-- start Listing --

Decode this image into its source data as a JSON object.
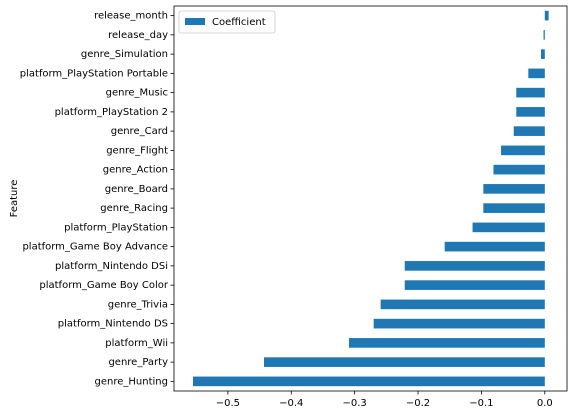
{
  "chart_data": {
    "type": "bar",
    "orientation": "horizontal",
    "ylabel": "Feature",
    "xlabel": "",
    "title": "",
    "categories": [
      "genre_Hunting",
      "genre_Party",
      "platform_Wii",
      "platform_Nintendo DS",
      "genre_Trivia",
      "platform_Game Boy Color",
      "platform_Nintendo DSi",
      "platform_Game Boy Advance",
      "platform_PlayStation",
      "genre_Racing",
      "genre_Board",
      "genre_Action",
      "genre_Flight",
      "genre_Card",
      "platform_PlayStation 2",
      "genre_Music",
      "platform_PlayStation Portable",
      "genre_Simulation",
      "release_day",
      "release_month"
    ],
    "series": [
      {
        "name": "Coefficient",
        "color": "#1f77b4",
        "values": [
          -0.555,
          -0.443,
          -0.309,
          -0.27,
          -0.259,
          -0.221,
          -0.221,
          -0.158,
          -0.114,
          -0.097,
          -0.097,
          -0.081,
          -0.069,
          -0.049,
          -0.045,
          -0.045,
          -0.026,
          -0.006,
          -0.002,
          0.006
        ]
      }
    ],
    "xlim": [
      -0.585,
      0.035
    ],
    "xticks": [
      -0.5,
      -0.4,
      -0.3,
      -0.2,
      -0.1,
      0.0
    ],
    "xtick_labels": [
      "−0.5",
      "−0.4",
      "−0.3",
      "−0.2",
      "−0.1",
      "0.0"
    ],
    "grid": false,
    "legend_position": "top-left"
  }
}
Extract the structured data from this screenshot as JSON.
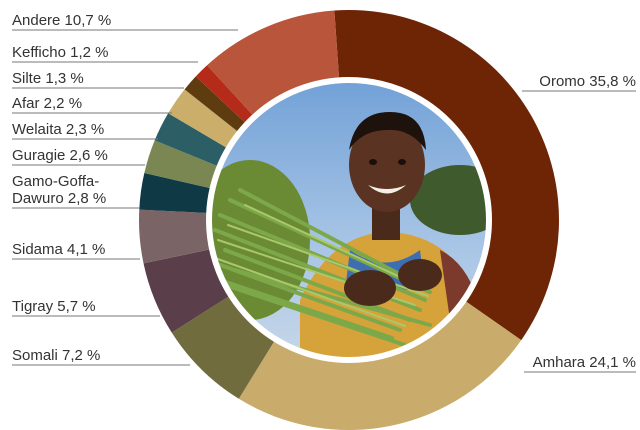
{
  "chart_data": {
    "type": "pie",
    "title": "",
    "categories": [
      "Oromo",
      "Amhara",
      "Somali",
      "Tigray",
      "Sidama",
      "Gamo-Goffa-Dawuro",
      "Guragie",
      "Welaita",
      "Afar",
      "Silte",
      "Kefficho",
      "Andere"
    ],
    "values": [
      35.8,
      24.1,
      7.2,
      5.7,
      4.1,
      2.8,
      2.6,
      2.3,
      2.2,
      1.3,
      1.2,
      10.7
    ],
    "labels": [
      "Oromo 35,8 %",
      "Amhara 24,1 %",
      "Somali 7,2 %",
      "Tigray 5,7 %",
      "Sidama 4,1 %",
      [
        "Gamo-Goffa-",
        "Dawuro 2,8 %"
      ],
      "Guragie 2,6 %",
      "Welaita 2,3 %",
      "Afar 2,2 %",
      "Silte 1,3 %",
      "Kefficho 1,2 %",
      "Andere 10,7 %"
    ],
    "colors": [
      "#6e2506",
      "#c9ab6b",
      "#716c3e",
      "#5a3f4a",
      "#7a6466",
      "#0f3a45",
      "#7b8752",
      "#2c5e66",
      "#cbae6a",
      "#5f3c10",
      "#b62a1a",
      "#b8553a"
    ],
    "center_image": "photo-boy-holding-green-stalks",
    "inner_ring_color": "#ffffff"
  }
}
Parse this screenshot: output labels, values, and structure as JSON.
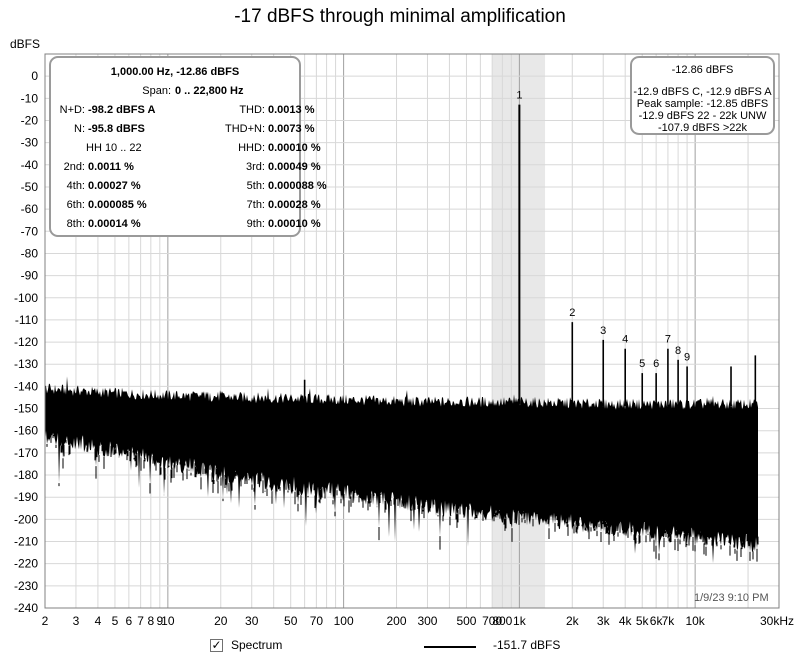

-- end Listing --

*Exercise directions:* Retype all entries exactly as they appear, dropping the images.

*Answer in full:*
Decode this image into its source data as a JSON object.
{
  "chart_data": {
    "type": "bar",
    "orientation": "horizontal",
    "ylabel": "Feature",
    "xlabel": "",
    "title": "",
    "categories": [
      "genre_Hunting",
      "genre_Party",
      "platform_Wii",
      "platform_Nintendo DS",
      "genre_Trivia",
      "platform_Game Boy Color",
      "platform_Nintendo DSi",
      "platform_Game Boy Advance",
      "platform_PlayStation",
      "genre_Racing",
      "genre_Board",
      "genre_Action",
      "genre_Flight",
      "genre_Card",
      "platform_PlayStation 2",
      "genre_Music",
      "platform_PlayStation Portable",
      "genre_Simulation",
      "release_day",
      "release_month"
    ],
    "series": [
      {
        "name": "Coefficient",
        "color": "#1f77b4",
        "values": [
          -0.555,
          -0.443,
          -0.309,
          -0.27,
          -0.259,
          -0.221,
          -0.221,
          -0.158,
          -0.114,
          -0.097,
          -0.097,
          -0.081,
          -0.069,
          -0.049,
          -0.045,
          -0.045,
          -0.026,
          -0.006,
          -0.002,
          0.006
        ]
      }
    ],
    "xlim": [
      -0.585,
      0.035
    ],
    "xticks": [
      -0.5,
      -0.4,
      -0.3,
      -0.2,
      -0.1,
      0.0
    ],
    "xtick_labels": [
      "−0.5",
      "−0.4",
      "−0.3",
      "−0.2",
      "−0.1",
      "0.0"
    ],
    "grid": false,
    "legend_position": "top-left"
  }
}
Extract the structured data from this screenshot as JSON.
{
  "chart_data": {
    "type": "pie",
    "title": "",
    "categories": [
      "Oromo",
      "Amhara",
      "Somali",
      "Tigray",
      "Sidama",
      "Gamo-Goffa-Dawuro",
      "Guragie",
      "Welaita",
      "Afar",
      "Silte",
      "Kefficho",
      "Andere"
    ],
    "values": [
      35.8,
      24.1,
      7.2,
      5.7,
      4.1,
      2.8,
      2.6,
      2.3,
      2.2,
      1.3,
      1.2,
      10.7
    ],
    "labels": [
      "Oromo 35,8 %",
      "Amhara 24,1 %",
      "Somali 7,2 %",
      "Tigray 5,7 %",
      "Sidama 4,1 %",
      [
        "Gamo-Goffa-",
        "Dawuro 2,8 %"
      ],
      "Guragie 2,6 %",
      "Welaita 2,3 %",
      "Afar 2,2 %",
      "Silte 1,3 %",
      "Kefficho 1,2 %",
      "Andere 10,7 %"
    ],
    "colors": [
      "#6e2506",
      "#c9ab6b",
      "#716c3e",
      "#5a3f4a",
      "#7a6466",
      "#0f3a45",
      "#7b8752",
      "#2c5e66",
      "#cbae6a",
      "#5f3c10",
      "#b62a1a",
      "#b8553a"
    ],
    "center_image": "photo-boy-holding-green-stalks",
    "inner_ring_color": "#ffffff"
  }
}
Parse this screenshot: output labels, values, and structure as JSON.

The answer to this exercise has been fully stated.